Set exercise:
Repeat every entry in the listing below, exactly.

Listing:
========================

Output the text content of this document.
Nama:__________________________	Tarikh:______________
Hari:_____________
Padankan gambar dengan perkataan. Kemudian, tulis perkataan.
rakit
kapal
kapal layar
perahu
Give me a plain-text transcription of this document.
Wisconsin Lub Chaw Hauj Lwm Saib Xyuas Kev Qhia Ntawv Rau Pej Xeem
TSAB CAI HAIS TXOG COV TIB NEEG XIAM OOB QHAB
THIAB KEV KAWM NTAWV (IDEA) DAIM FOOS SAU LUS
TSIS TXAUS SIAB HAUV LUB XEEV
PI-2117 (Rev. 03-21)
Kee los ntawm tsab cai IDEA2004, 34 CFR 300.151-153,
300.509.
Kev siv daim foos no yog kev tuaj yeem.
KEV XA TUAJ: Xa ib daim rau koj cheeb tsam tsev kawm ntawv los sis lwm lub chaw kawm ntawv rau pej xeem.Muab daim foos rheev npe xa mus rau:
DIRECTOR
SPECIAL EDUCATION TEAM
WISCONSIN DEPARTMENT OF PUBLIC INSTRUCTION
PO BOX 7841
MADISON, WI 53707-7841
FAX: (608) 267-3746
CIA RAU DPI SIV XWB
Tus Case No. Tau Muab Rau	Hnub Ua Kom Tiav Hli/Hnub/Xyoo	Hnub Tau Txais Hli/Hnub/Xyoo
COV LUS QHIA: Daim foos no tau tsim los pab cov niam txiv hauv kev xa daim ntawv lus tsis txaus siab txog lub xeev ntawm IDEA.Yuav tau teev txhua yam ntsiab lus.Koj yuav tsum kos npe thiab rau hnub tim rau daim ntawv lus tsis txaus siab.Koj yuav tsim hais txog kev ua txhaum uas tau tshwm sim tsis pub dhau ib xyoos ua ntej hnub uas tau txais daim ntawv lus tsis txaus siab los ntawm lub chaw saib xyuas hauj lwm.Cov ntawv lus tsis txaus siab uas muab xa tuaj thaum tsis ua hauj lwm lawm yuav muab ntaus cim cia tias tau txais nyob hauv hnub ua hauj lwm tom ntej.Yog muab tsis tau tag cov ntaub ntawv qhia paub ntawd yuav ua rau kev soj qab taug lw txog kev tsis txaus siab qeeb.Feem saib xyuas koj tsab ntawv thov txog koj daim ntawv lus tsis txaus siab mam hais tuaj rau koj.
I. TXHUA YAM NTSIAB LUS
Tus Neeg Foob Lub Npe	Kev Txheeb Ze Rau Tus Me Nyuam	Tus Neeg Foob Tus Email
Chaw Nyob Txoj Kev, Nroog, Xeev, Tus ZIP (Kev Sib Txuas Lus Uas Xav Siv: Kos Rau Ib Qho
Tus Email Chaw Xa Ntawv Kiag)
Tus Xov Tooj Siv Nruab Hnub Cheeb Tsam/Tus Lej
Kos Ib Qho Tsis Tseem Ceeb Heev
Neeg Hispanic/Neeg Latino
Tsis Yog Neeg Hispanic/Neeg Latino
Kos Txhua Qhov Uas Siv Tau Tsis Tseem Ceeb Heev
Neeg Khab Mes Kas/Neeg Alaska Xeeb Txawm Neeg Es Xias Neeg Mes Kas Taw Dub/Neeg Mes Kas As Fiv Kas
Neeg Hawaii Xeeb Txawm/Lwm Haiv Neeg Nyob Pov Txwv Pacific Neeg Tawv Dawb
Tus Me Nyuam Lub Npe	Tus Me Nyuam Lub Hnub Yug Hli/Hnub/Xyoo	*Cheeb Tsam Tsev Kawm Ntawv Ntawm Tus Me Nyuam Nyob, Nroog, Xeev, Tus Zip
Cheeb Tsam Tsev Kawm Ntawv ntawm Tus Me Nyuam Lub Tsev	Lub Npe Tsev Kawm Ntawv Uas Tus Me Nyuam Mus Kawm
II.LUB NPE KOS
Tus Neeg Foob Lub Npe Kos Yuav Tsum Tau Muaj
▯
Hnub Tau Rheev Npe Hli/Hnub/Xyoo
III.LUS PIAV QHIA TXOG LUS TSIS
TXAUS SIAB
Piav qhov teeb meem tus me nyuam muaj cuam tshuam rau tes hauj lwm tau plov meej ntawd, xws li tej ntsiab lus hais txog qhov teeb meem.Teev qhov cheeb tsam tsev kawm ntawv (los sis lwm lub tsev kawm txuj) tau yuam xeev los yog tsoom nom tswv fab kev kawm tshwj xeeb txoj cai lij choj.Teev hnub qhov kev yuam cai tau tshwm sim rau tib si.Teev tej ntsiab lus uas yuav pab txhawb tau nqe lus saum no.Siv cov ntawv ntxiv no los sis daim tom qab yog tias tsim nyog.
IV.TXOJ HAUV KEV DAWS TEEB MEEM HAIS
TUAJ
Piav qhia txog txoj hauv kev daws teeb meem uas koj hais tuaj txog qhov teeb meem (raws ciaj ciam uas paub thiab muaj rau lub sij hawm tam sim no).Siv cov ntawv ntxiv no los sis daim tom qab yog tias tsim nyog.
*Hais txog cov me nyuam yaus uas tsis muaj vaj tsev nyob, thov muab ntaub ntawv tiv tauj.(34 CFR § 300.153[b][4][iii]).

========================

Task answer:
Output the text content of this document.
Nama:__________________________	Tarikh:______________
Hari:_____________
Padankan gambar dengan perkataan. Kemudian, tulis perkataan.
rakit
kapal
kapal layar
perahu
Give me a plain-text transcription of this document.
Wisconsin Lub Chaw Hauj Lwm Saib Xyuas Kev Qhia Ntawv Rau Pej Xeem
TSAB CAI HAIS TXOG COV TIB NEEG XIAM OOB QHAB
THIAB KEV KAWM NTAWV (IDEA) DAIM FOOS SAU LUS
TSIS TXAUS SIAB HAUV LUB XEEV
PI-2117 (Rev. 03-21)
Kee los ntawm tsab cai IDEA2004, 34 CFR 300.151-153,
300.509.
Kev siv daim foos no yog kev tuaj yeem.
KEV XA TUAJ: Xa ib daim rau koj cheeb tsam tsev kawm ntawv los sis lwm lub chaw kawm ntawv rau pej xeem.Muab daim foos rheev npe xa mus rau:
DIRECTOR
SPECIAL EDUCATION TEAM
WISCONSIN DEPARTMENT OF PUBLIC INSTRUCTION
PO BOX 7841
MADISON, WI 53707-7841
FAX: (608) 267-3746
CIA RAU DPI SIV XWB
Tus Case No. Tau Muab Rau	Hnub Ua Kom Tiav Hli/Hnub/Xyoo	Hnub Tau Txais Hli/Hnub/Xyoo
COV LUS QHIA: Daim foos no tau tsim los pab cov niam txiv hauv kev xa daim ntawv lus tsis txaus siab txog lub xeev ntawm IDEA.Yuav tau teev txhua yam ntsiab lus.Koj yuav tsum kos npe thiab rau hnub tim rau daim ntawv lus tsis txaus siab.Koj yuav tsim hais txog kev ua txhaum uas tau tshwm sim tsis pub dhau ib xyoos ua ntej hnub uas tau txais daim ntawv lus tsis txaus siab los ntawm lub chaw saib xyuas hauj lwm.Cov ntawv lus tsis txaus siab uas muab xa tuaj thaum tsis ua hauj lwm lawm yuav muab ntaus cim cia tias tau txais nyob hauv hnub ua hauj lwm tom ntej.Yog muab tsis tau tag cov ntaub ntawv qhia paub ntawd yuav ua rau kev soj qab taug lw txog kev tsis txaus siab qeeb.Feem saib xyuas koj tsab ntawv thov txog koj daim ntawv lus tsis txaus siab mam hais tuaj rau koj.
I. TXHUA YAM NTSIAB LUS
Tus Neeg Foob Lub Npe	Kev Txheeb Ze Rau Tus Me Nyuam	Tus Neeg Foob Tus Email
Chaw Nyob Txoj Kev, Nroog, Xeev, Tus ZIP (Kev Sib Txuas Lus Uas Xav Siv: Kos Rau Ib Qho
Tus Email Chaw Xa Ntawv Kiag)
Tus Xov Tooj Siv Nruab Hnub Cheeb Tsam/Tus Lej
Kos Ib Qho Tsis Tseem Ceeb Heev
Neeg Hispanic/Neeg Latino
Tsis Yog Neeg Hispanic/Neeg Latino
Kos Txhua Qhov Uas Siv Tau Tsis Tseem Ceeb Heev
Neeg Khab Mes Kas/Neeg Alaska Xeeb Txawm Neeg Es Xias Neeg Mes Kas Taw Dub/Neeg Mes Kas As Fiv Kas
Neeg Hawaii Xeeb Txawm/Lwm Haiv Neeg Nyob Pov Txwv Pacific Neeg Tawv Dawb
Tus Me Nyuam Lub Npe	Tus Me Nyuam Lub Hnub Yug Hli/Hnub/Xyoo	*Cheeb Tsam Tsev Kawm Ntawv Ntawm Tus Me Nyuam Nyob, Nroog, Xeev, Tus Zip
Cheeb Tsam Tsev Kawm Ntawv ntawm Tus Me Nyuam Lub Tsev	Lub Npe Tsev Kawm Ntawv Uas Tus Me Nyuam Mus Kawm
II.LUB NPE KOS
Tus Neeg Foob Lub Npe Kos Yuav Tsum Tau Muaj
▯
Hnub Tau Rheev Npe Hli/Hnub/Xyoo
III.LUS PIAV QHIA TXOG LUS TSIS
TXAUS SIAB
Piav qhov teeb meem tus me nyuam muaj cuam tshuam rau tes hauj lwm tau plov meej ntawd, xws li tej ntsiab lus hais txog qhov teeb meem.Teev qhov cheeb tsam tsev kawm ntawv (los sis lwm lub tsev kawm txuj) tau yuam xeev los yog tsoom nom tswv fab kev kawm tshwj xeeb txoj cai lij choj.Teev hnub qhov kev yuam cai tau tshwm sim rau tib si.Teev tej ntsiab lus uas yuav pab txhawb tau nqe lus saum no.Siv cov ntawv ntxiv no los sis daim tom qab yog tias tsim nyog.
IV.TXOJ HAUV KEV DAWS TEEB MEEM HAIS
TUAJ
Piav qhia txog txoj hauv kev daws teeb meem uas koj hais tuaj txog qhov teeb meem (raws ciaj ciam uas paub thiab muaj rau lub sij hawm tam sim no).Siv cov ntawv ntxiv no los sis daim tom qab yog tias tsim nyog.
*Hais txog cov me nyuam yaus uas tsis muaj vaj tsev nyob, thov muab ntaub ntawv tiv tauj.(34 CFR § 300.153[b][4][iii]).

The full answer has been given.